* _SUPPLIED RECORDS_
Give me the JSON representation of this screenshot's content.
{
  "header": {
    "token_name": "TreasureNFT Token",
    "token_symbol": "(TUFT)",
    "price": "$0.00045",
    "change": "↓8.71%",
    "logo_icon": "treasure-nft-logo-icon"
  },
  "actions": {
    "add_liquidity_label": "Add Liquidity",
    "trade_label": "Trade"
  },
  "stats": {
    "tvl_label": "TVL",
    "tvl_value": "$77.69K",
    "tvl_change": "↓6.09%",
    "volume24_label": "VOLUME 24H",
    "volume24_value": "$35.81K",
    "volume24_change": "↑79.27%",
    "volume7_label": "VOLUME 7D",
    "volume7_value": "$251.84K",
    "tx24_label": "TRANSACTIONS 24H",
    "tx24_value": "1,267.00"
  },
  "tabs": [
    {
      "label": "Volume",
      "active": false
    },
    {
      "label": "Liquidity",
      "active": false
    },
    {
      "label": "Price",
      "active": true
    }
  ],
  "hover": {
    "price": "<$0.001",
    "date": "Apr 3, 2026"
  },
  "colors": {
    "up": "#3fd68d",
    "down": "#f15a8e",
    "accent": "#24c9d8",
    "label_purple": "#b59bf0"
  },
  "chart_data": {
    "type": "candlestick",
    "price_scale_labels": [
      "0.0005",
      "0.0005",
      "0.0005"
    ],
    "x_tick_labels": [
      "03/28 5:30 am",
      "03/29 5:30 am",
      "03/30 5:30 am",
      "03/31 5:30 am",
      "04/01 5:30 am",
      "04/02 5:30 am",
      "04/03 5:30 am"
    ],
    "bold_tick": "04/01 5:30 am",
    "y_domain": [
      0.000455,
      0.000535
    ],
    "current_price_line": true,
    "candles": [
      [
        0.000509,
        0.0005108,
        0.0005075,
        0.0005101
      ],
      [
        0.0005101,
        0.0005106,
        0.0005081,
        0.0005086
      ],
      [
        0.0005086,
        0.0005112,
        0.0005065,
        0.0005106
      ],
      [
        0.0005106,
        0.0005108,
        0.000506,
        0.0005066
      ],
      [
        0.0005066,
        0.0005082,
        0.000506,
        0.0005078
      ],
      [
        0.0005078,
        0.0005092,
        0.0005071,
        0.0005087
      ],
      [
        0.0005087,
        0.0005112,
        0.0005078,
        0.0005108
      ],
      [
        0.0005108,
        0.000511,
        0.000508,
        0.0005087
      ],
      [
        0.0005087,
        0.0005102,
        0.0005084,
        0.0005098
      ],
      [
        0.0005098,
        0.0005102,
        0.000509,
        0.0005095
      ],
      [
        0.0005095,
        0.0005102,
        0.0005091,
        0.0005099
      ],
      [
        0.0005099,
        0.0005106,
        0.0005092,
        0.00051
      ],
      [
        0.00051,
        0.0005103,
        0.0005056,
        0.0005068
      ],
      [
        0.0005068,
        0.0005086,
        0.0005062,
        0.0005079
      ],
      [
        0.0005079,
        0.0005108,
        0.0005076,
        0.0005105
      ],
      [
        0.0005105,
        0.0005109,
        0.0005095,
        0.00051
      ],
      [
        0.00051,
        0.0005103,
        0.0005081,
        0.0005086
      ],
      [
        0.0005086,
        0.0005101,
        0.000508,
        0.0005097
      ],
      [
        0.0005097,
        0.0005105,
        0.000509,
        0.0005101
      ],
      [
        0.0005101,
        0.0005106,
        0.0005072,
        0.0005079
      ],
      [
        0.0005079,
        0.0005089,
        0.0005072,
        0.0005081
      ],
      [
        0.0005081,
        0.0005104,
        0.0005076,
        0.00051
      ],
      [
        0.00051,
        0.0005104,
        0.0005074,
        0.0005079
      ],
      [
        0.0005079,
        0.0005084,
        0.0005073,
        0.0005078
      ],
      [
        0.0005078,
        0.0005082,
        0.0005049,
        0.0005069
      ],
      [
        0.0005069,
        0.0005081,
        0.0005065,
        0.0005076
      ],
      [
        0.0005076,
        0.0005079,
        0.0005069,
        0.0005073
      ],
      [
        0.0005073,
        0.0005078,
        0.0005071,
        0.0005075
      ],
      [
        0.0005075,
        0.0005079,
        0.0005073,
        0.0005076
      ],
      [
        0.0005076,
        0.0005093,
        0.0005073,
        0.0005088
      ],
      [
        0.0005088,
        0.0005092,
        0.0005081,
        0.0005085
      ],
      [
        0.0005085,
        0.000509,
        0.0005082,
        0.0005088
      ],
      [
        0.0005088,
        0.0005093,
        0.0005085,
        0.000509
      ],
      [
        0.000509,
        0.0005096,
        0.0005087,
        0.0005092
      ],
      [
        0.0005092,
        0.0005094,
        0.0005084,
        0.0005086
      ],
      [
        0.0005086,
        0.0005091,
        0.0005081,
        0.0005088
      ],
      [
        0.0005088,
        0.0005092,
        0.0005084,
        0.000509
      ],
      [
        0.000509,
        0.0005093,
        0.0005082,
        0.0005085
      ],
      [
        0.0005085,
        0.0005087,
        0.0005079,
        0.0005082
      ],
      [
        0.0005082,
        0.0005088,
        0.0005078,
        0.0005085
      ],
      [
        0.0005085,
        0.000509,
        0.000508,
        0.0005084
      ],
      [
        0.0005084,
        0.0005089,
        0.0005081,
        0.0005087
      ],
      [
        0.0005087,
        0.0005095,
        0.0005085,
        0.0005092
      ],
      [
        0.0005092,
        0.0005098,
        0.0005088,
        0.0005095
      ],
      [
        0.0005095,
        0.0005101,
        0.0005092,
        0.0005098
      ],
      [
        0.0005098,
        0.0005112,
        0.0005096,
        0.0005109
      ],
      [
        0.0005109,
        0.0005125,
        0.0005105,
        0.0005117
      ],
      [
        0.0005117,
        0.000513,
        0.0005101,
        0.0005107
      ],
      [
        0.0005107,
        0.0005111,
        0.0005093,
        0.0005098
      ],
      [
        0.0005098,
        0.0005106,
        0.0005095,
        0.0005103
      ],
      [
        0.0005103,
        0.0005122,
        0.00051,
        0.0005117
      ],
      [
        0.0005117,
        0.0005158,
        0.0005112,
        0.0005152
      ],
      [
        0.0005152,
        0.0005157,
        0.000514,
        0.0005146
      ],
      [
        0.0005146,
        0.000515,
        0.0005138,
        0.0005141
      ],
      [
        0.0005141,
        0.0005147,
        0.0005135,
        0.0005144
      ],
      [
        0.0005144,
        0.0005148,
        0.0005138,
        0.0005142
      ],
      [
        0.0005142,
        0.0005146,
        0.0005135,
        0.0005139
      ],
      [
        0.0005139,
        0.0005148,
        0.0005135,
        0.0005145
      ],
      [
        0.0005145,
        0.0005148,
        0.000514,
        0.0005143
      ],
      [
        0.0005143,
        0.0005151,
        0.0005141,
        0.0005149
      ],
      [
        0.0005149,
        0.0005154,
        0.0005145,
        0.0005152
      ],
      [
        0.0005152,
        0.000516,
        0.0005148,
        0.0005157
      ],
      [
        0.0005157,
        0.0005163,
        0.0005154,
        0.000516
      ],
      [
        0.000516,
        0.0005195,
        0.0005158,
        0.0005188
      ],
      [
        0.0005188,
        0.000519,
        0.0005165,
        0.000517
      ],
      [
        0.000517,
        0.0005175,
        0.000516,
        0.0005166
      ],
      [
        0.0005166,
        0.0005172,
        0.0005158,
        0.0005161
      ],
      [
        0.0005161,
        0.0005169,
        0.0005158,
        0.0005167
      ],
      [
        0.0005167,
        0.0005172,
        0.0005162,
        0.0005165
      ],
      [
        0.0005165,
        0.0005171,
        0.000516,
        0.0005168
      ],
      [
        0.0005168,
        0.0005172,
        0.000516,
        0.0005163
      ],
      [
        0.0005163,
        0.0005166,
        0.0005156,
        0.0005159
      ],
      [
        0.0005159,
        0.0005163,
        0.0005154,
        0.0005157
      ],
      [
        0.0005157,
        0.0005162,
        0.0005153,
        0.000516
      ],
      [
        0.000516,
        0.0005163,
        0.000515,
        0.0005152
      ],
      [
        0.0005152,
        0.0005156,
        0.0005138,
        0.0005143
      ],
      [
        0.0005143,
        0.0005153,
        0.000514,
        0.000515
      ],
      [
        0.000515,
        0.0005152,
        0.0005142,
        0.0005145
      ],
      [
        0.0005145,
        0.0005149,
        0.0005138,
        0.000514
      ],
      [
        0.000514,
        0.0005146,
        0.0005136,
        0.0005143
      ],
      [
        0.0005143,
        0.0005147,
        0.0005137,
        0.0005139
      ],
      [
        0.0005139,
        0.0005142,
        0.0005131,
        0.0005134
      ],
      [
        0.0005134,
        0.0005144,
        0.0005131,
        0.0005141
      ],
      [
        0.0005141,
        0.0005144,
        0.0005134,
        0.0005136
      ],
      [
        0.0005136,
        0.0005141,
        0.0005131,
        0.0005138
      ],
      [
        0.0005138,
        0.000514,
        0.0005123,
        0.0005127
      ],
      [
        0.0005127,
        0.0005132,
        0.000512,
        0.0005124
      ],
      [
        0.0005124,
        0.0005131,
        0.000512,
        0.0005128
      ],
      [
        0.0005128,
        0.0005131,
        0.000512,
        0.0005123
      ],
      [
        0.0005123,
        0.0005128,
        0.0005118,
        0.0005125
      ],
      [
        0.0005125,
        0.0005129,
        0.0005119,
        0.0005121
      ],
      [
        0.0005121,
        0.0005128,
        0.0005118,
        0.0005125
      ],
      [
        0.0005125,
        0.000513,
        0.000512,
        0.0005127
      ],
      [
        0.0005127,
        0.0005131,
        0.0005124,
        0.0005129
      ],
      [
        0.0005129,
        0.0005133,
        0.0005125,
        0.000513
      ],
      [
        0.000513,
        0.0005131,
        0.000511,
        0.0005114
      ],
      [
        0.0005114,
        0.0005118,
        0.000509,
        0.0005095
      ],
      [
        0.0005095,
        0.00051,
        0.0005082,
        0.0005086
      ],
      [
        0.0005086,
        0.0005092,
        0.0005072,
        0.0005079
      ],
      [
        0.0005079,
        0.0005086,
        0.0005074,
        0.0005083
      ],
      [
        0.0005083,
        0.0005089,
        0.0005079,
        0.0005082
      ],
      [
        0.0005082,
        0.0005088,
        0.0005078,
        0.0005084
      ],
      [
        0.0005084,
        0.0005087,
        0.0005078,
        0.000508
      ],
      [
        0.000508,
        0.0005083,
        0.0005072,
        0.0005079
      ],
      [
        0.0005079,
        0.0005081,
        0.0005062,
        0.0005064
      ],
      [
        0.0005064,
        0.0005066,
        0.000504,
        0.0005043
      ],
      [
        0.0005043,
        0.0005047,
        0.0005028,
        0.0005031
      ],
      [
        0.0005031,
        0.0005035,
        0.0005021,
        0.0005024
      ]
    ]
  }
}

* _WHAT THE TASK ASKS_
Among the entries above, how many lines hold the string "Liquidity"? Respond with nothing but the number.

* _TASK OUTPUT_
2